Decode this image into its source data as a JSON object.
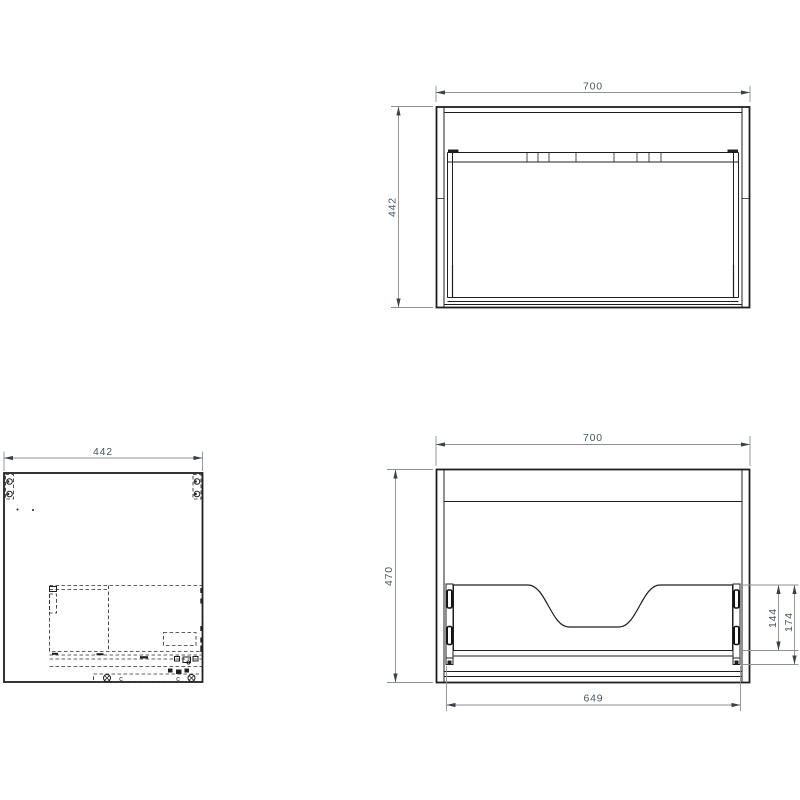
{
  "drawing": {
    "colors": {
      "part_line": "#1f1f1f",
      "dimension_line": "#8f8f8f",
      "dimension_text": "#4a5560",
      "background": "#ffffff"
    },
    "plan_view": {
      "width_mm": "700",
      "depth_mm": "442"
    },
    "side_panel_view": {
      "depth_mm": "442",
      "markers": {
        "left": "c",
        "right": "c"
      }
    },
    "front_view": {
      "width_mm": "700",
      "height_mm": "470",
      "inner_width_mm": "649",
      "rail_offset_mm": "144",
      "bracket_offset_mm": "174"
    }
  }
}
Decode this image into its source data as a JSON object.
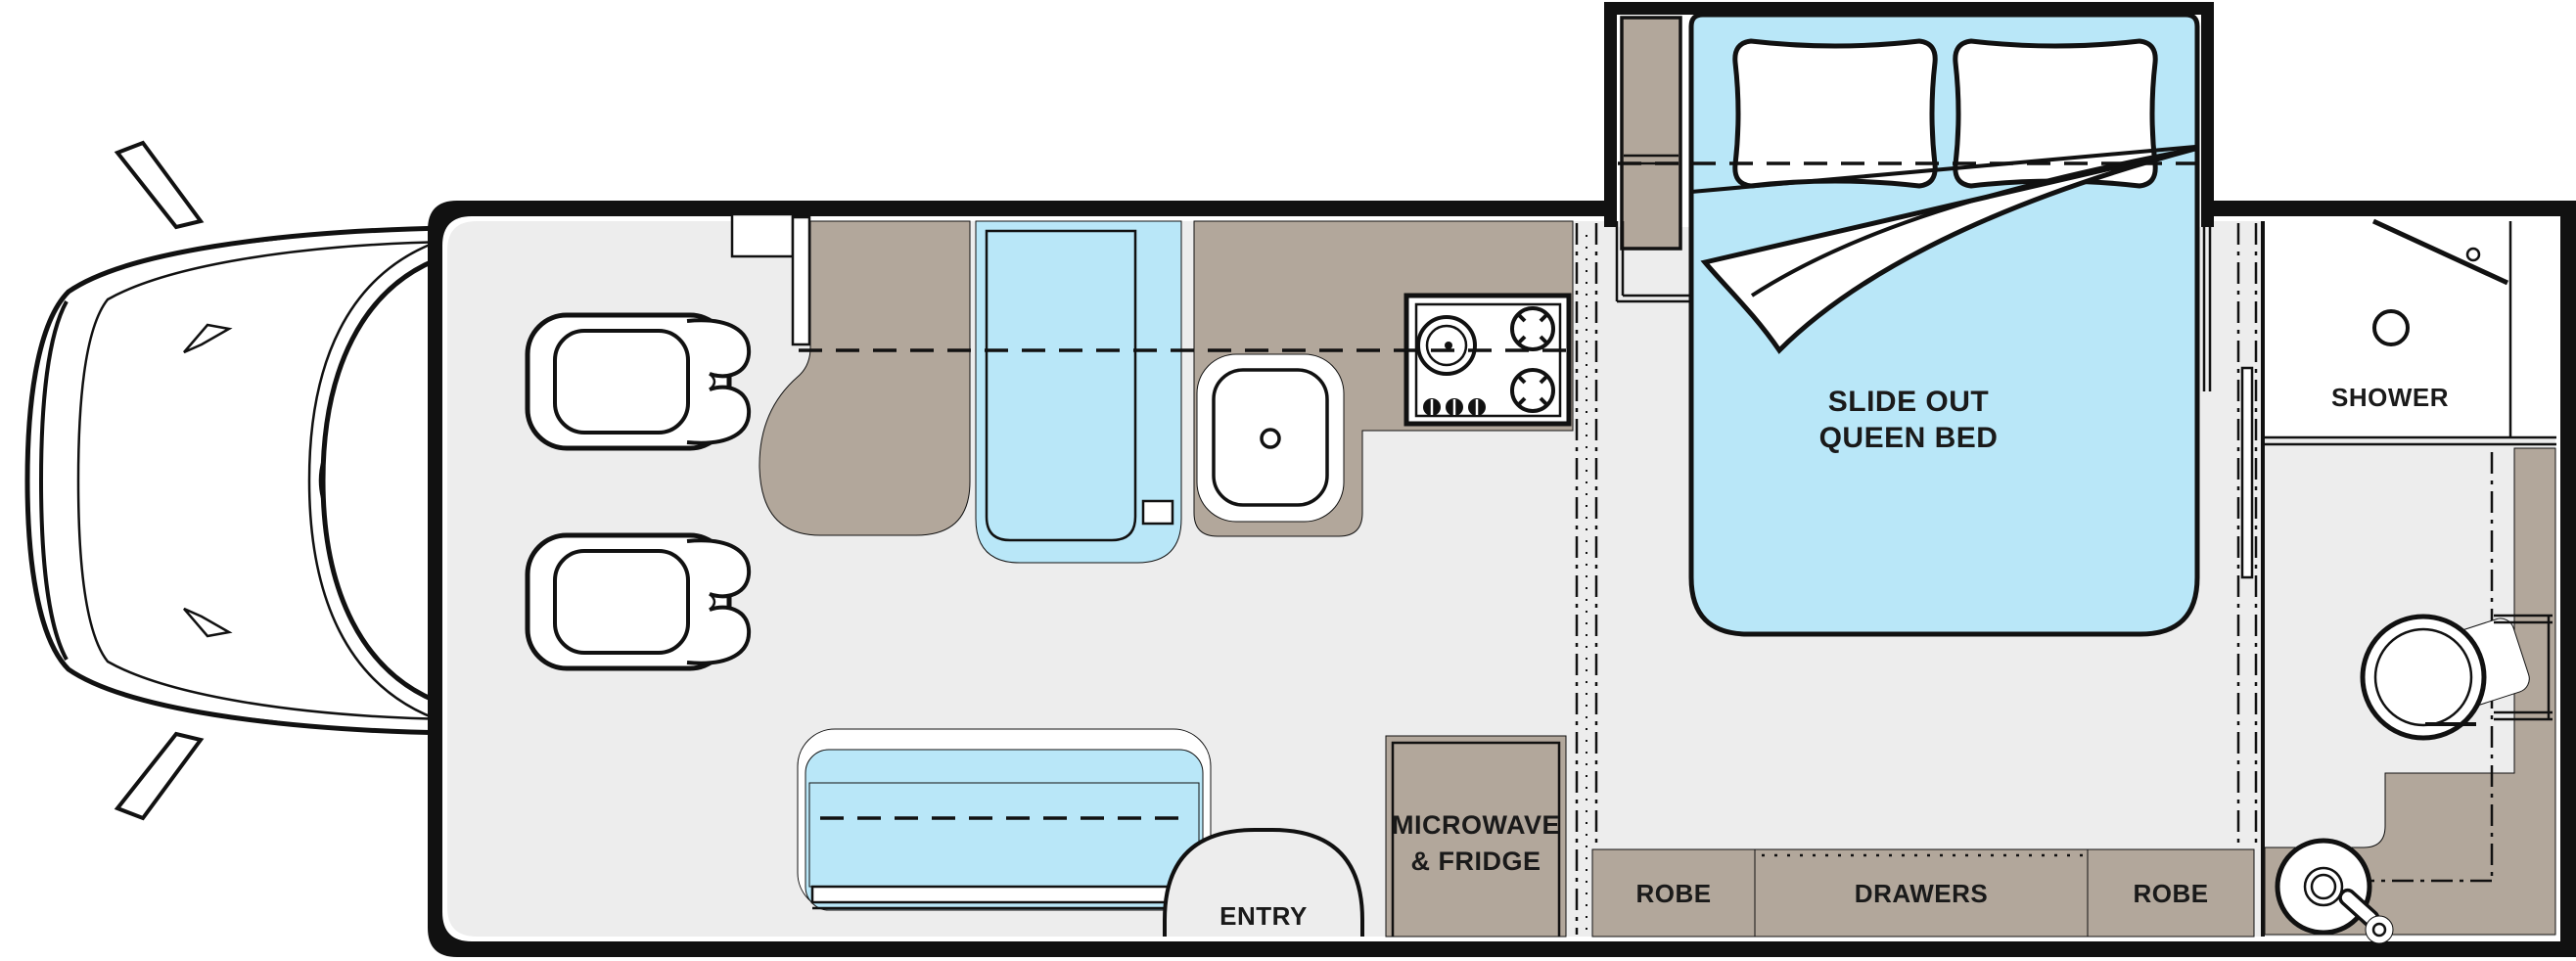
{
  "diagram": {
    "type": "rv-floor-plan",
    "labels": {
      "bed_line1": "SLIDE OUT",
      "bed_line2": "QUEEN BED",
      "shower": "SHOWER",
      "microwave_line1": "MICROWAVE",
      "microwave_line2": "& FRIDGE",
      "entry": "ENTRY",
      "robe_left": "ROBE",
      "drawers": "DRAWERS",
      "robe_right": "ROBE"
    },
    "colors": {
      "background": "#ffffff",
      "floor": "#ededed",
      "cabinet_tan": "#b2a79b",
      "cushion_blue": "#b9e7f8",
      "outline": "#111111"
    }
  }
}
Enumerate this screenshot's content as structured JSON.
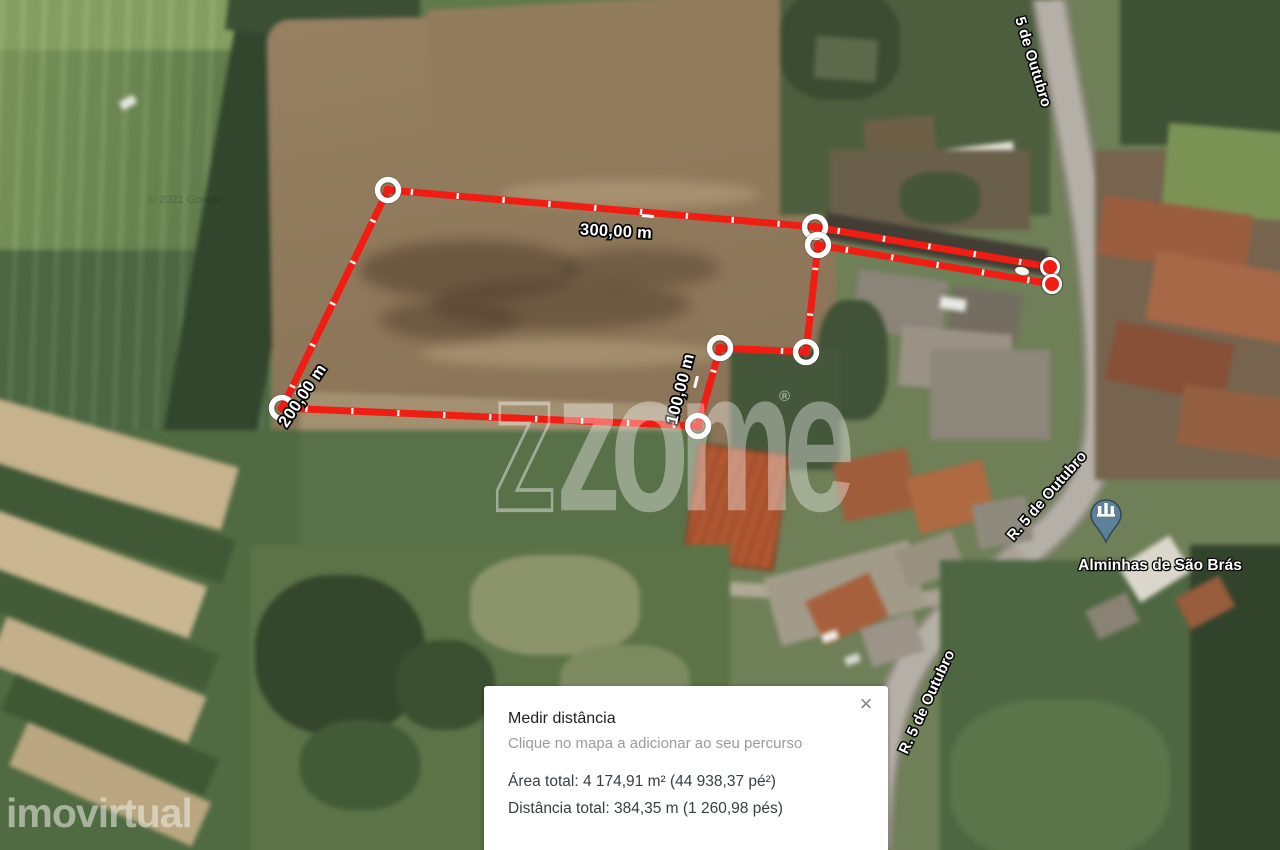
{
  "watermarks": {
    "center_logo": "zome",
    "center_logo_outline_letter": "z",
    "registered_mark": "®",
    "bottom_left_logo": "imovirtual",
    "copyright": "© 2021 Google"
  },
  "roads": {
    "labels": [
      {
        "text": "5 de Outubro",
        "x": 1033,
        "y": 62,
        "rotate": 73
      },
      {
        "text": "R. 5 de Outubro",
        "x": 1047,
        "y": 496,
        "rotate": -49
      },
      {
        "text": "R. 5 de Outubro",
        "x": 927,
        "y": 702,
        "rotate": -65
      }
    ]
  },
  "poi": {
    "name": "Alminhas de São Brás",
    "icon": "shrine-pin-icon",
    "pin_color": "#5f8099",
    "pin_border_color": "#2e4756",
    "x": 1106,
    "y": 522,
    "label_x": 1160,
    "label_y": 566
  },
  "measurement": {
    "tool_line_color": "#f11d12",
    "path_px": [
      [
        388,
        190
      ],
      [
        815,
        227
      ],
      [
        1050,
        267
      ],
      [
        1052,
        284
      ],
      [
        818,
        245
      ],
      [
        806,
        352
      ],
      [
        720,
        348
      ],
      [
        698,
        426
      ],
      [
        282,
        408
      ]
    ],
    "cap_indices": [
      2,
      3
    ],
    "cap_oval": {
      "x": 1022,
      "y": 271,
      "rx": 7,
      "ry": 4,
      "rotate": 12
    },
    "segment_labels": [
      {
        "text": "300,00 m",
        "x": 616,
        "y": 232,
        "rotate": 3
      },
      {
        "text": "100,00 m",
        "x": 681,
        "y": 389,
        "rotate": -76
      },
      {
        "text": "200,00 m",
        "x": 303,
        "y": 396,
        "rotate": -56
      }
    ],
    "major_ticks": [
      {
        "x": 648,
        "y": 216,
        "rotate": 95
      },
      {
        "x": 696,
        "y": 382,
        "rotate": 14
      },
      {
        "x": 299,
        "y": 389,
        "rotate": 28
      }
    ]
  },
  "panel": {
    "title": "Medir distância",
    "subtitle": "Clique no mapa a adicionar ao seu percurso",
    "area_total": "Área total: 4 174,91 m² (44 938,37 pé²)",
    "distance_total": "Distância total: 384,35 m (1 260,98 pés)",
    "close_glyph": "×"
  }
}
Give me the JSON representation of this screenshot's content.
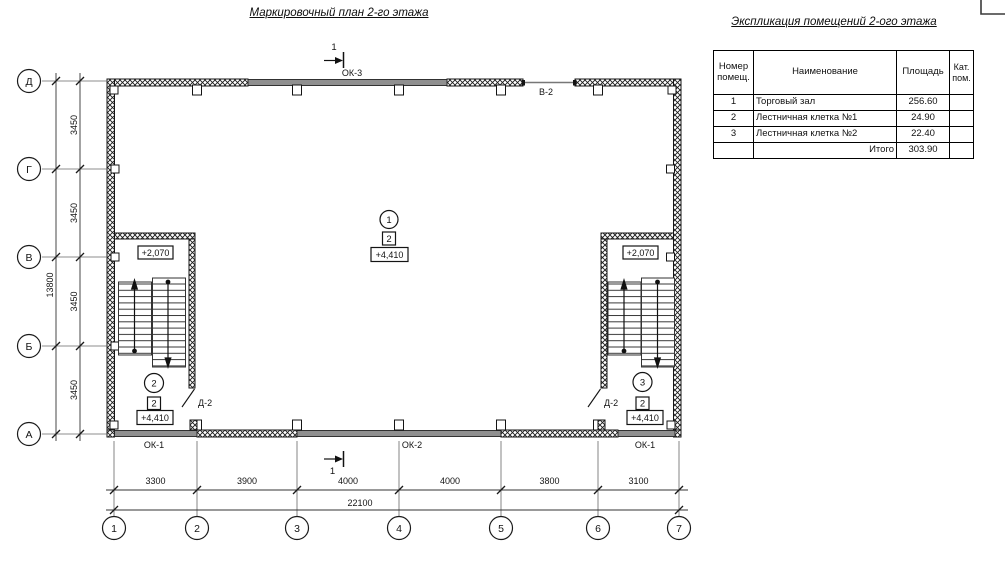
{
  "plan_title": "Маркировочный план 2-го этажа",
  "explication": {
    "title": "Экспликация помещений 2-ого этажа",
    "headers": {
      "number": "Номер помещ.",
      "name": "Наименование",
      "area": "Площадь",
      "category": "Кат. пом."
    },
    "rows": [
      {
        "number": "1",
        "name": "Торговый зал",
        "area": "256.60",
        "category": ""
      },
      {
        "number": "2",
        "name": "Лестничная клетка №1",
        "area": "24.90",
        "category": ""
      },
      {
        "number": "3",
        "name": "Лестничная клетка №2",
        "area": "22.40",
        "category": ""
      }
    ],
    "total_label": "Итого",
    "total_area": "303.90"
  },
  "axes": {
    "columns": [
      "1",
      "2",
      "3",
      "4",
      "5",
      "6",
      "7"
    ],
    "rows": [
      "Д",
      "Г",
      "В",
      "Б",
      "А"
    ]
  },
  "dimensions": {
    "bottom": [
      "3300",
      "3900",
      "4000",
      "4000",
      "3800",
      "3100"
    ],
    "bottom_total": "22100",
    "left": [
      "3450",
      "3450",
      "3450",
      "3450"
    ],
    "left_total": "13800"
  },
  "labels": {
    "window_ok1": "ОК-1",
    "window_ok2": "ОК-2",
    "window_ok3": "ОК-3",
    "opening_v2": "В-2",
    "door_d2": "Д-2",
    "section_mark": "1",
    "level_landing": "+2,070",
    "level_main": "+4,410"
  },
  "rooms": {
    "hall": {
      "num": "1",
      "cat": "2"
    },
    "stair1": {
      "num": "2",
      "cat": "2"
    },
    "stair2": {
      "num": "3",
      "cat": "2"
    }
  },
  "colors": {
    "line": "#141414",
    "window_fill": "#8f8f8f",
    "thin": "#666666"
  }
}
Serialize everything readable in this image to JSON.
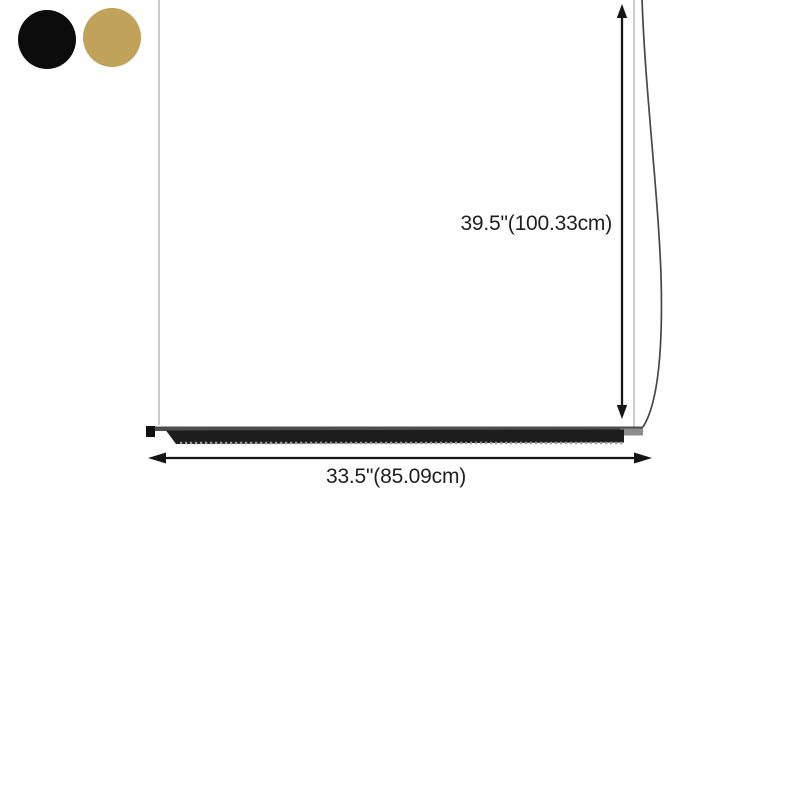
{
  "color_options": {
    "swatches": [
      {
        "name": "black",
        "color": "#0c0c0c"
      },
      {
        "name": "gold",
        "color": "#c1a25b"
      }
    ]
  },
  "dimensions": {
    "height_label": "39.5\"(100.33cm)",
    "width_label": "33.5\"(85.09cm)",
    "arrow_color": "#161616"
  },
  "fixture": {
    "cable_color": "#b7b7b7",
    "cord_color": "#474747",
    "rail_color": "#4e4e4e",
    "bar_color": "#1d1d1d",
    "endcap_color": "#101010",
    "connector_color": "#8c8c8c",
    "diffuser_dot_color": "#9b9b9b"
  }
}
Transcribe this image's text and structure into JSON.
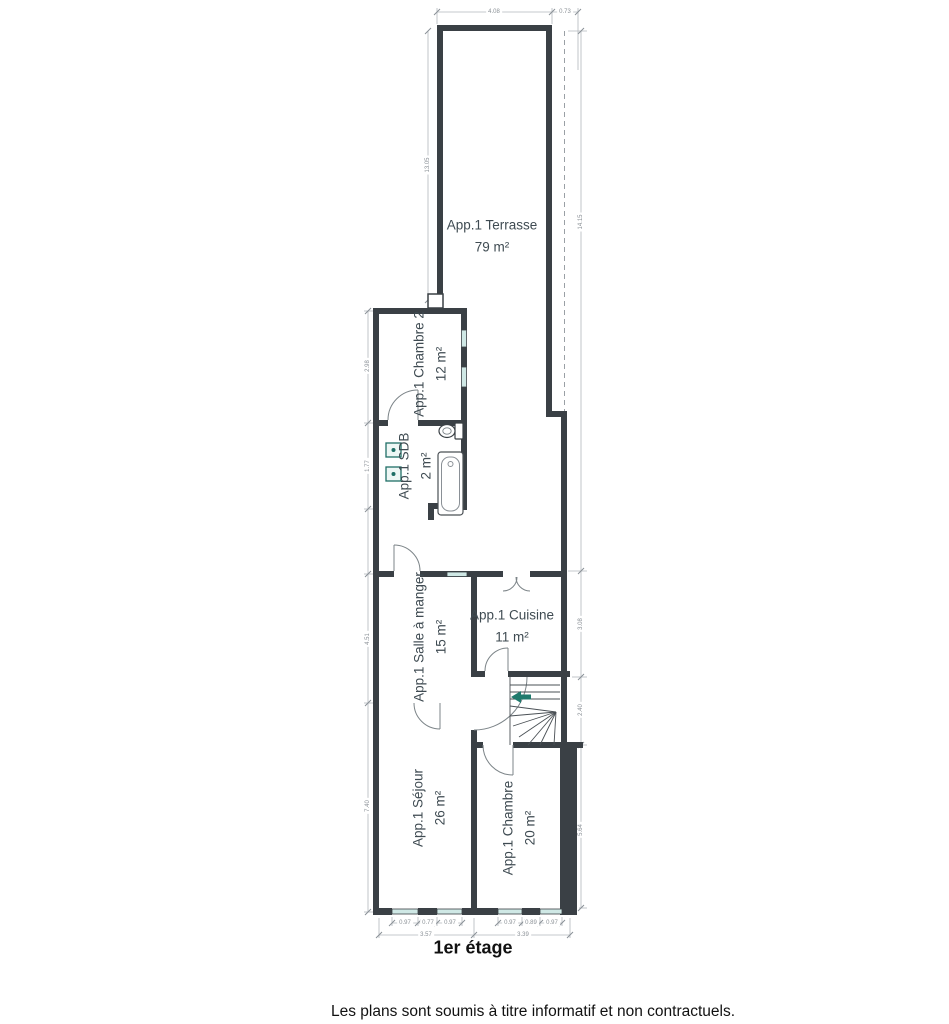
{
  "plan": {
    "title": "1er étage",
    "footer": "Les plans sont soumis à titre informatif et non contractuels."
  },
  "rooms": [
    {
      "id": "terrasse",
      "name": "App.1 Terrasse",
      "area": "79 m²"
    },
    {
      "id": "chambre2",
      "name": "App.1 Chambre 2",
      "area": "12 m²"
    },
    {
      "id": "sdb",
      "name": "App.1 SDB",
      "area": "2 m²"
    },
    {
      "id": "salle-a-manger",
      "name": "App.1 Salle à manger",
      "area": "15 m²"
    },
    {
      "id": "cuisine",
      "name": "App.1 Cuisine",
      "area": "11 m²"
    },
    {
      "id": "sejour",
      "name": "App.1 Séjour",
      "area": "26 m²"
    },
    {
      "id": "chambre",
      "name": "App.1 Chambre",
      "area": "20 m²"
    }
  ],
  "dims": {
    "top": [
      "4.08",
      "0.73"
    ],
    "terrace_left": "13.05",
    "right": [
      "14.15",
      "3.08",
      "2.40",
      "5.64"
    ],
    "left": [
      "2.98",
      "1.77",
      "4.51",
      "7.40"
    ],
    "windows_sejour": [
      "0.97",
      "0.77",
      "0.97"
    ],
    "windows_chambre": [
      "0.97",
      "0.89",
      "0.97"
    ],
    "bottom_widths": [
      "3.57",
      "3.39"
    ]
  },
  "colors": {
    "wall": "#3a4045",
    "window_fill": "#cfe8e5",
    "fixture_teal": "#1f7a6d",
    "room_text": "#3f4b52",
    "dim_text": "#8a9096"
  }
}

================================

EXERCISE PROMPT
Copy each line from the data above that includes "ffffff".

SOLUTION
      "background": "#ffffff"
      "background": "#ffffff",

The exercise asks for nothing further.